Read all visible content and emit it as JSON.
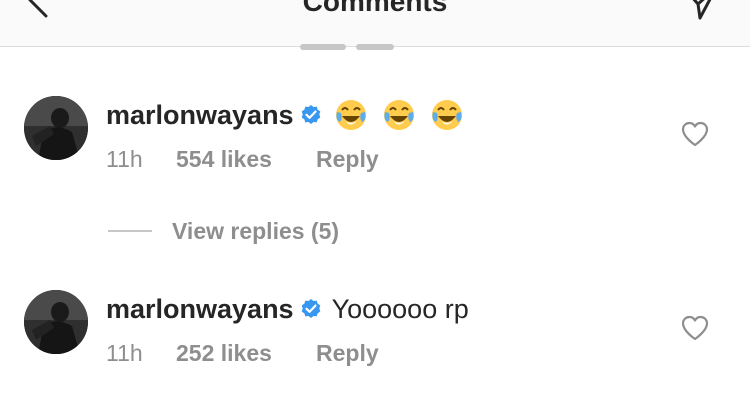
{
  "header": {
    "title": "Comments"
  },
  "comments": [
    {
      "username": "marlonwayans",
      "text": "😂 😂 😂",
      "time": "11h",
      "likes": "554 likes",
      "reply": "Reply",
      "verified": true
    },
    {
      "username": "marlonwayans",
      "text": "Yoooooo rp",
      "time": "11h",
      "likes": "252 likes",
      "reply": "Reply",
      "verified": true
    }
  ],
  "view_replies": {
    "label": "View replies (5)"
  },
  "colors": {
    "text": "#262626",
    "secondary": "#8e8e8e",
    "verified": "#3897f0",
    "divider": "#dbdbdb"
  },
  "icons": [
    "back-arrow-icon",
    "direct-send-icon",
    "verified-badge-icon",
    "heart-outline-icon",
    "face-with-tears-of-joy-icon"
  ]
}
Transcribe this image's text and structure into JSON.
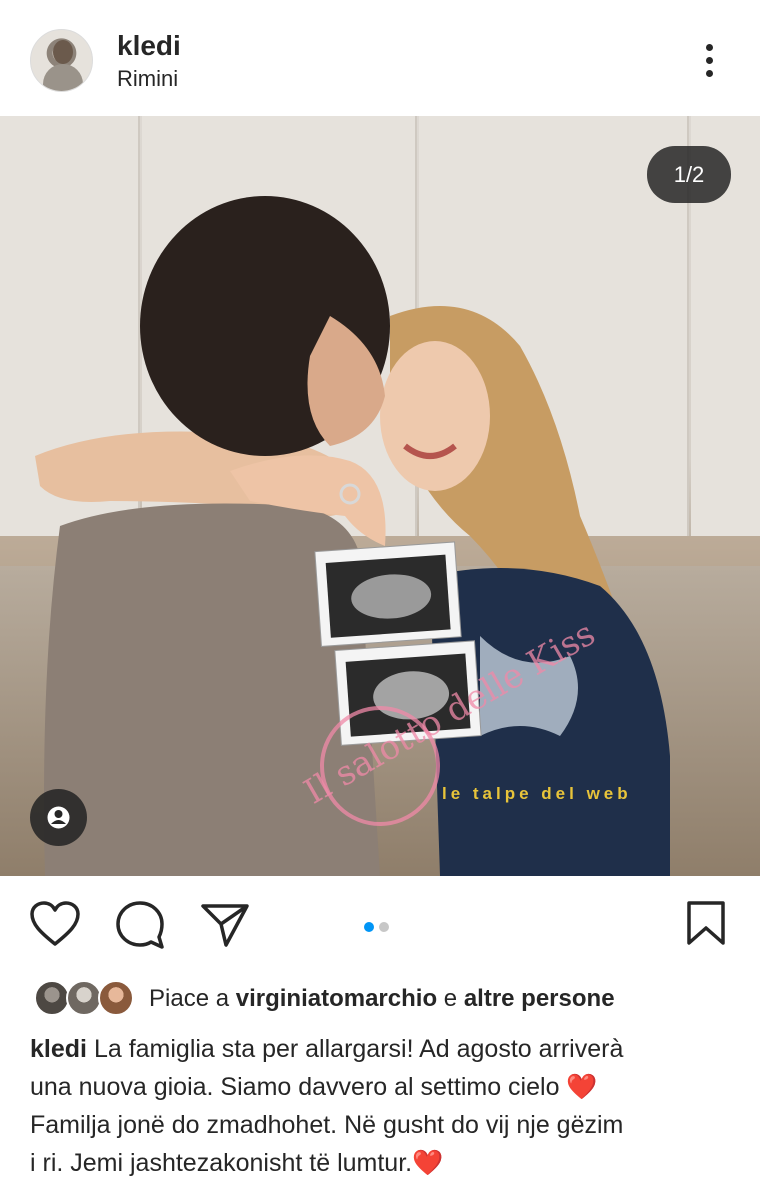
{
  "post": {
    "username": "kledi",
    "location": "Rimini",
    "image_counter": "1/2",
    "carousel": {
      "total": 2,
      "active": 1
    }
  },
  "likes": {
    "prefix": "Piace a",
    "user": "virginiatomarchio",
    "joiner": "e",
    "others": "altre persone"
  },
  "caption": {
    "username": "kledi",
    "lines": [
      "La famiglia sta per allargarsi! Ad agosto arriverà",
      "una nuova gioia. Siamo davvero al settimo cielo",
      "Familja jonë do zmadhohet. Në gusht do vij nje gëzim",
      "i ri. Jemi jashtezakonisht të lumtur."
    ]
  },
  "photo_overlay_text": {
    "watermark_left": "Il salotto delle Kiss",
    "watermark_right": "le talpe del web"
  },
  "icons": [
    "more-icon",
    "user-tag-icon",
    "heart-icon",
    "comment-icon",
    "share-icon",
    "bookmark-icon"
  ],
  "colors": {
    "text": "#262626",
    "active_dot": "#0095f6",
    "inactive_dot": "#c7c7c7",
    "heart_red": "#e02424"
  }
}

====

## WRITTEN PROBLEM
Exclude every picture and copy the remaining data exactly.

## TASK SOLUTION
Read all visible content and emit it as JSON.
{
  "header": {
    "title": "Comments"
  },
  "comments": [
    {
      "username": "marlonwayans",
      "text": "😂 😂 😂",
      "time": "11h",
      "likes": "554 likes",
      "reply": "Reply",
      "verified": true
    },
    {
      "username": "marlonwayans",
      "text": "Yoooooo rp",
      "time": "11h",
      "likes": "252 likes",
      "reply": "Reply",
      "verified": true
    }
  ],
  "view_replies": {
    "label": "View replies (5)"
  },
  "colors": {
    "text": "#262626",
    "secondary": "#8e8e8e",
    "verified": "#3897f0",
    "divider": "#dbdbdb"
  },
  "icons": [
    "back-arrow-icon",
    "direct-send-icon",
    "verified-badge-icon",
    "heart-outline-icon",
    "face-with-tears-of-joy-icon"
  ]
}
Transcribe this image's text and structure into JSON.
{
  "post": {
    "username": "kledi",
    "location": "Rimini",
    "image_counter": "1/2",
    "carousel": {
      "total": 2,
      "active": 1
    }
  },
  "likes": {
    "prefix": "Piace a",
    "user": "virginiatomarchio",
    "joiner": "e",
    "others": "altre persone"
  },
  "caption": {
    "username": "kledi",
    "lines": [
      "La famiglia sta per allargarsi! Ad agosto arriverà",
      "una nuova gioia. Siamo davvero al settimo cielo",
      "Familja jonë do zmadhohet. Në gusht do vij nje gëzim",
      "i ri. Jemi jashtezakonisht të lumtur."
    ]
  },
  "photo_overlay_text": {
    "watermark_left": "Il salotto delle Kiss",
    "watermark_right": "le talpe del web"
  },
  "icons": [
    "more-icon",
    "user-tag-icon",
    "heart-icon",
    "comment-icon",
    "share-icon",
    "bookmark-icon"
  ],
  "colors": {
    "text": "#262626",
    "active_dot": "#0095f6",
    "inactive_dot": "#c7c7c7",
    "heart_red": "#e02424"
  }
}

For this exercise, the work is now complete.